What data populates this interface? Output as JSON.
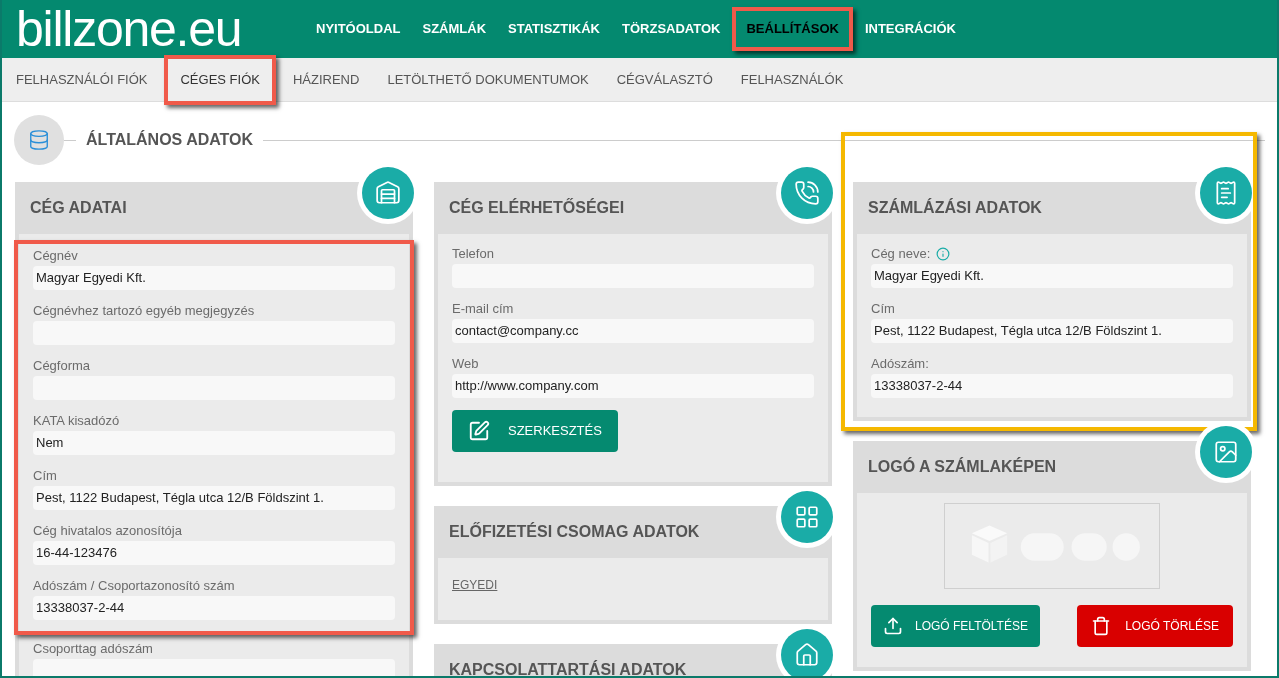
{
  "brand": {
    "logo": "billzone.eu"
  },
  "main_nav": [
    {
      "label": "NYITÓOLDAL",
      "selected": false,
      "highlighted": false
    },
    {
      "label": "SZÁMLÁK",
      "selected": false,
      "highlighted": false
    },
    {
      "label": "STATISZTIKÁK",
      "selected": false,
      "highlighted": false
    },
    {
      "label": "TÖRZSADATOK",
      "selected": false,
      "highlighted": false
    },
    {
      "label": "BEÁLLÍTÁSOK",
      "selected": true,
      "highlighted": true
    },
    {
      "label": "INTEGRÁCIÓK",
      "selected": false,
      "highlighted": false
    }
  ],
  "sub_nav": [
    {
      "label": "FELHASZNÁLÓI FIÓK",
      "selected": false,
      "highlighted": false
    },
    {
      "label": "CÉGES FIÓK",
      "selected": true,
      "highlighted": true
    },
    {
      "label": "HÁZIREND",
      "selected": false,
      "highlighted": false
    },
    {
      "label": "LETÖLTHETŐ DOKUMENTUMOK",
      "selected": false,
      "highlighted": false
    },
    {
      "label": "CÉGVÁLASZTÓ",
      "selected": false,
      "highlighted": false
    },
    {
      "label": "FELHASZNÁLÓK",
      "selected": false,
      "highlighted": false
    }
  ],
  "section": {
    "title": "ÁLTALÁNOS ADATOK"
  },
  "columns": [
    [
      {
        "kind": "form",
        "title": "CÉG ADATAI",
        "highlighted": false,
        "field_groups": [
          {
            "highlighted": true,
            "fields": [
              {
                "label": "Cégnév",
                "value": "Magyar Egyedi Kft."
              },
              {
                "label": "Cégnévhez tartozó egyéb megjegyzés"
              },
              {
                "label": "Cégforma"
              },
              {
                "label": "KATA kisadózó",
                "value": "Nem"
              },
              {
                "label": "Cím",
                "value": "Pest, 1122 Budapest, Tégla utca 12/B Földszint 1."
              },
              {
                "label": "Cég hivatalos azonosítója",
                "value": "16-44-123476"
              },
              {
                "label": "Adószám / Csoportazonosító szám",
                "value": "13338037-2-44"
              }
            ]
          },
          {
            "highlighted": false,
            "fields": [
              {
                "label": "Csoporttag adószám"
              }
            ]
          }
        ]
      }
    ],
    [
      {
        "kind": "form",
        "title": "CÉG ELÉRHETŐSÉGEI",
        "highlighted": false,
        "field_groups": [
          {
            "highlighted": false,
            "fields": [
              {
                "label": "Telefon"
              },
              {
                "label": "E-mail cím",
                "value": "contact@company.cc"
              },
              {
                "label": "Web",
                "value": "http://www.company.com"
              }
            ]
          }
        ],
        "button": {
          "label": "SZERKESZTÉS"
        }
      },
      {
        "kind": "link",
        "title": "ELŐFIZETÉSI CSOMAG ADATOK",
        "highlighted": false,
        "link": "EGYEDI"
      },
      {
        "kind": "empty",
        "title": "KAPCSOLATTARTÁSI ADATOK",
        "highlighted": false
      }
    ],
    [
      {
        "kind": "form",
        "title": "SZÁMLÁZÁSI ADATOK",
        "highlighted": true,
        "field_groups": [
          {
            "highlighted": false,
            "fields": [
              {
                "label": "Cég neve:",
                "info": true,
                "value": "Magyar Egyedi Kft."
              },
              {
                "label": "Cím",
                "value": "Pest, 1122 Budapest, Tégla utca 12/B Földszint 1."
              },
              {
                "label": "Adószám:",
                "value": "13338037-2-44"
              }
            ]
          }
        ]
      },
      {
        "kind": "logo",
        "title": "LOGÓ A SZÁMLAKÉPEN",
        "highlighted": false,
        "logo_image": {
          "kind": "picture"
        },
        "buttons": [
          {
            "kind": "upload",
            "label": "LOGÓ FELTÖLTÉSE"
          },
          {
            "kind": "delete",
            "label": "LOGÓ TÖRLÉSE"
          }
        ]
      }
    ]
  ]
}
• • • •
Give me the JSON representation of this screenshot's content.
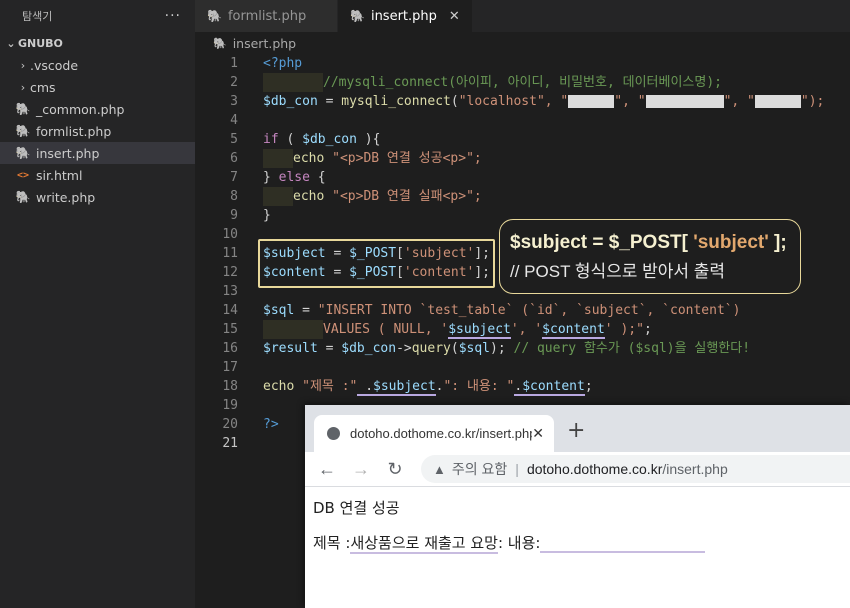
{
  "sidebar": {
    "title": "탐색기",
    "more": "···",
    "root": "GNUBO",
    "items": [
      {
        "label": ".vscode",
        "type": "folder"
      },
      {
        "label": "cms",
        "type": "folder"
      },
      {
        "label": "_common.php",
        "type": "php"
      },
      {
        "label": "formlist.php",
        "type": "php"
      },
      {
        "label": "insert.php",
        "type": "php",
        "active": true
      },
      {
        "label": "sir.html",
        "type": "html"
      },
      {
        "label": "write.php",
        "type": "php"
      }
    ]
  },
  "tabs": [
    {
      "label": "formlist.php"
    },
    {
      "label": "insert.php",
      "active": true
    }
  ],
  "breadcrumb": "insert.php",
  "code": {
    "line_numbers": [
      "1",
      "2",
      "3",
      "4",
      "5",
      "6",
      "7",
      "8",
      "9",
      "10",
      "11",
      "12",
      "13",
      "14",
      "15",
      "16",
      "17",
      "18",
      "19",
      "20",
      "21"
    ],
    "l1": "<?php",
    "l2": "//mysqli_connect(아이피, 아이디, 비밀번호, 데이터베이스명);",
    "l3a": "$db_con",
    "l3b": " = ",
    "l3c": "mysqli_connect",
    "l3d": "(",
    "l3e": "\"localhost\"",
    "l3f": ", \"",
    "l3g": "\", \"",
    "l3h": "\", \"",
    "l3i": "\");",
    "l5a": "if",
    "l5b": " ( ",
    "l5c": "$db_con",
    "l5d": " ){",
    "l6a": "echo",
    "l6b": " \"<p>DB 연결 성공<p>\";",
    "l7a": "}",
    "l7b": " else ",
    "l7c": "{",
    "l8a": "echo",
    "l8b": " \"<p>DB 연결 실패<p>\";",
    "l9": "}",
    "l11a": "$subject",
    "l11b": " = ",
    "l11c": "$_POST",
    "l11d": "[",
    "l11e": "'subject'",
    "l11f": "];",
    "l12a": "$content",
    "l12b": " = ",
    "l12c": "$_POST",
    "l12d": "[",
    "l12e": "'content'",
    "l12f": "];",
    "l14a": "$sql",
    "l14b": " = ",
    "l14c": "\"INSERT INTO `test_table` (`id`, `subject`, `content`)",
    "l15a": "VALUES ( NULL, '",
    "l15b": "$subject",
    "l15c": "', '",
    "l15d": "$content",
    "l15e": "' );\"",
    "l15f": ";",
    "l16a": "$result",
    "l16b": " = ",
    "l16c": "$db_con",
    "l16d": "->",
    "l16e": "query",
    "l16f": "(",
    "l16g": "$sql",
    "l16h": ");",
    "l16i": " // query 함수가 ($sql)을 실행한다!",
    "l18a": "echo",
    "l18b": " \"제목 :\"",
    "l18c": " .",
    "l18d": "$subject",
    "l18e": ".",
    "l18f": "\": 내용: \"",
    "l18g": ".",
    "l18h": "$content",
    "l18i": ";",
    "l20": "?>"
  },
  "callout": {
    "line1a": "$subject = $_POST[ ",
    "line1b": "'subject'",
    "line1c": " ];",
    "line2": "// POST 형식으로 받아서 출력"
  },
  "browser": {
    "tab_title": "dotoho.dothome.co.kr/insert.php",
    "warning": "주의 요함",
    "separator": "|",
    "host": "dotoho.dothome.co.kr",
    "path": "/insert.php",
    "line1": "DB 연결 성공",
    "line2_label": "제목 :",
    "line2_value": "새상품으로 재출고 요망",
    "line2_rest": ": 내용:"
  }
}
• • • •
Scan the material above. Copy each line where "company" occurs.

* [IN RESPONSE]:
                "value": "contact@company.cc"
                "value": "http://www.company.com"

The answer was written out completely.